* [Task directions]
Copy out the material word for word, from its first line through the line that contains "map-endpoint-poidong: 포이동 [1238, 898, 1279, 919]".

# # #

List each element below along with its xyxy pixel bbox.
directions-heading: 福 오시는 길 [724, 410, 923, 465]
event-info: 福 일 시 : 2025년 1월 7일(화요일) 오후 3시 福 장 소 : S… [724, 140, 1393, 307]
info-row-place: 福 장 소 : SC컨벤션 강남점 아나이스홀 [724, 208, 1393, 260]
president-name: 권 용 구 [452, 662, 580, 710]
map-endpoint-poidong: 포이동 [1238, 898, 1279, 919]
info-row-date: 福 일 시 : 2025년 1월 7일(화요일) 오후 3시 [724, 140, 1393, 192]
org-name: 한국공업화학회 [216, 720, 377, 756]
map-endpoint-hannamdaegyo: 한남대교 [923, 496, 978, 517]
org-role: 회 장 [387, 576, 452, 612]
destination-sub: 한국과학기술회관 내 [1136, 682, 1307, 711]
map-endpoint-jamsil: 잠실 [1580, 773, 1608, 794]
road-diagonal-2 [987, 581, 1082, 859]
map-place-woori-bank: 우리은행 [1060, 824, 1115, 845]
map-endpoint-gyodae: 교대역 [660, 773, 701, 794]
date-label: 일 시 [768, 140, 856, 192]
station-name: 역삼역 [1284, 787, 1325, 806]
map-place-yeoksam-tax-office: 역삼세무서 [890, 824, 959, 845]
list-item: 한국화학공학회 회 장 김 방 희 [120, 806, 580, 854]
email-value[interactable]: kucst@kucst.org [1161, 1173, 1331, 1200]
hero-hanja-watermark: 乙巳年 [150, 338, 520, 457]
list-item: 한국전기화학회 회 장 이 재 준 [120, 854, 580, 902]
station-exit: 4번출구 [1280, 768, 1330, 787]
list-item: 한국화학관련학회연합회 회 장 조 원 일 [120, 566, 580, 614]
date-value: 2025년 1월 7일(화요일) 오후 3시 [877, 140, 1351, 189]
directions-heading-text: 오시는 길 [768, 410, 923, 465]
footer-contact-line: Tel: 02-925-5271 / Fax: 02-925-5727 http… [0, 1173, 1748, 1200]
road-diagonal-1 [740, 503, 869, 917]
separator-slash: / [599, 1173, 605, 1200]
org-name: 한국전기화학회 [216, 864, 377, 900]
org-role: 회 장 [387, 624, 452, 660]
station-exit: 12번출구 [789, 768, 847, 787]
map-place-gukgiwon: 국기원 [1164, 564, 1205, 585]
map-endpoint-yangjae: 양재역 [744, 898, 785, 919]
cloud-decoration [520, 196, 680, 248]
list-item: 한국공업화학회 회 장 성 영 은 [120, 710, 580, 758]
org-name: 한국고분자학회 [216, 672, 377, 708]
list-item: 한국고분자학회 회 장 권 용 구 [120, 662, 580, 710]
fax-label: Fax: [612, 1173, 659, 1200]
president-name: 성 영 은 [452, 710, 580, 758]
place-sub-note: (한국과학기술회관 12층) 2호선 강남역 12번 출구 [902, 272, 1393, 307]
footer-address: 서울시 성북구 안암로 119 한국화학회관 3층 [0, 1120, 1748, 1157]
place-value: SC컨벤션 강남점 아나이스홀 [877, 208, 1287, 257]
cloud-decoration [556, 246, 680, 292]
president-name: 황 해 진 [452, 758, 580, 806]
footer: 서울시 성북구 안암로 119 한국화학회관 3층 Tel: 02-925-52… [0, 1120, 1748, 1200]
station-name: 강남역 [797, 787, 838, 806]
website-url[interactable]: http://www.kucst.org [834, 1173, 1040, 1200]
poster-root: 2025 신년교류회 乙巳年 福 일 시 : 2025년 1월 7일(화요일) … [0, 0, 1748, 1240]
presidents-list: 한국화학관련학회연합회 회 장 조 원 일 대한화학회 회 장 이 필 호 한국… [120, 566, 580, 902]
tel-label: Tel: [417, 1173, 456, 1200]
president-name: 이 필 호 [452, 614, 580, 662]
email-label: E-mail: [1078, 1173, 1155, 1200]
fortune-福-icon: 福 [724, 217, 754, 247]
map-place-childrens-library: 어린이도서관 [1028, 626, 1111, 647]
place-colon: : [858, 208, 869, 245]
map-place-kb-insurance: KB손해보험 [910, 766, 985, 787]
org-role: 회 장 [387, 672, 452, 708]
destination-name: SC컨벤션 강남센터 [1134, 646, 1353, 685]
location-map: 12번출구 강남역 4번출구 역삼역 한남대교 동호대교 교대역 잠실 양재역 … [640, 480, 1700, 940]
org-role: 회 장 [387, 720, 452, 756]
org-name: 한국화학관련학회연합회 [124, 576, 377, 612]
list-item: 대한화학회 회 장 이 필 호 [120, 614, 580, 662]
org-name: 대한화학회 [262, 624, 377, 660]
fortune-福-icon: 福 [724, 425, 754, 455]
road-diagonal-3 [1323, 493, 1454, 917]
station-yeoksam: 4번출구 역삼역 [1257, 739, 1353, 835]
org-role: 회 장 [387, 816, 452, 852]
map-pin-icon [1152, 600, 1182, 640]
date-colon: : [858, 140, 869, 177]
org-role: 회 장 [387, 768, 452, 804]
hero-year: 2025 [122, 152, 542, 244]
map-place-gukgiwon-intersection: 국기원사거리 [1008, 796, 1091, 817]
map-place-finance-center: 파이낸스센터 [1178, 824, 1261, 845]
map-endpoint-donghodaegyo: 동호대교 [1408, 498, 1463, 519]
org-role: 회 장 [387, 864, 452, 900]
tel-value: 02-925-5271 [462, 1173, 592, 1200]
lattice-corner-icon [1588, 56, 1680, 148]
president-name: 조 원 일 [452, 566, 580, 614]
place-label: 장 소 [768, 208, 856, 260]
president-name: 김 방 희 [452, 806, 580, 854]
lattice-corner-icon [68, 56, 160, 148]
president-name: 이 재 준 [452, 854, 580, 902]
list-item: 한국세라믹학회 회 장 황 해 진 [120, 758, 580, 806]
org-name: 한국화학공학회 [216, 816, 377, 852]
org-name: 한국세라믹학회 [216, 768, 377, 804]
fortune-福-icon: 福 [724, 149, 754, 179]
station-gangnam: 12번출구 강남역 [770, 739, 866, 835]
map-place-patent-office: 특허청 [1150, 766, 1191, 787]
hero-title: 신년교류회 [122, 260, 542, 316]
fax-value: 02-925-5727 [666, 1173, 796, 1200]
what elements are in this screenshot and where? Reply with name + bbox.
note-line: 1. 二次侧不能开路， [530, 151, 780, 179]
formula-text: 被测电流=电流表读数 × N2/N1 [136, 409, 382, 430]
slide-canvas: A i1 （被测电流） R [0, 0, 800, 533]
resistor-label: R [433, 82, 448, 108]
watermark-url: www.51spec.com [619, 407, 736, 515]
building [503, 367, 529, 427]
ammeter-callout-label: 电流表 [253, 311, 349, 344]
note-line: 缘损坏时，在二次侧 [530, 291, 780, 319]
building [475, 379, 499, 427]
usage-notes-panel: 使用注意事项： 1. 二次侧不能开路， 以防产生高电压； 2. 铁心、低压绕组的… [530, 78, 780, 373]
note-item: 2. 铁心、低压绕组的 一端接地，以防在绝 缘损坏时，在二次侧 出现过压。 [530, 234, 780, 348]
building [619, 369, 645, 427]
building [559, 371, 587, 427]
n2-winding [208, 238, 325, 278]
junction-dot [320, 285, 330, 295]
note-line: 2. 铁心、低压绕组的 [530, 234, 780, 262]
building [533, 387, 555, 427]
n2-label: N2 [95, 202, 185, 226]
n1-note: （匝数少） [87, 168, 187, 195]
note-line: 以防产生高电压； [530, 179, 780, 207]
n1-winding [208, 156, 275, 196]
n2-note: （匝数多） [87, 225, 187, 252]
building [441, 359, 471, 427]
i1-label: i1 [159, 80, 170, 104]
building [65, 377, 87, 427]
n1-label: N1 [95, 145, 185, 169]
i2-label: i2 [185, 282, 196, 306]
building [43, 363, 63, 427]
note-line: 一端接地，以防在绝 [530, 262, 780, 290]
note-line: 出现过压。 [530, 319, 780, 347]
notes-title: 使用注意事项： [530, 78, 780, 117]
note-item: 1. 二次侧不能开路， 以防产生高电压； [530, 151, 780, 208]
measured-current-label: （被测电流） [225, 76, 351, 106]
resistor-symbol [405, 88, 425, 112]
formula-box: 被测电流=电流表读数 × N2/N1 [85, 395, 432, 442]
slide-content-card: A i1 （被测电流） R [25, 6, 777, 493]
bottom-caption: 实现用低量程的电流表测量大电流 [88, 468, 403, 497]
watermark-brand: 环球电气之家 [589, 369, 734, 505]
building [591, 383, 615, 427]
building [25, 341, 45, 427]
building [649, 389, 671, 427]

# # #

* [Solved problem]
List each element below along with its xyxy pixel bbox.
directions-heading: 福 오시는 길 [724, 410, 923, 465]
event-info: 福 일 시 : 2025년 1월 7일(화요일) 오후 3시 福 장 소 : S… [724, 140, 1393, 307]
info-row-place: 福 장 소 : SC컨벤션 강남점 아나이스홀 [724, 208, 1393, 260]
president-name: 권 용 구 [452, 662, 580, 710]
map-endpoint-poidong: 포이동 [1238, 898, 1279, 919]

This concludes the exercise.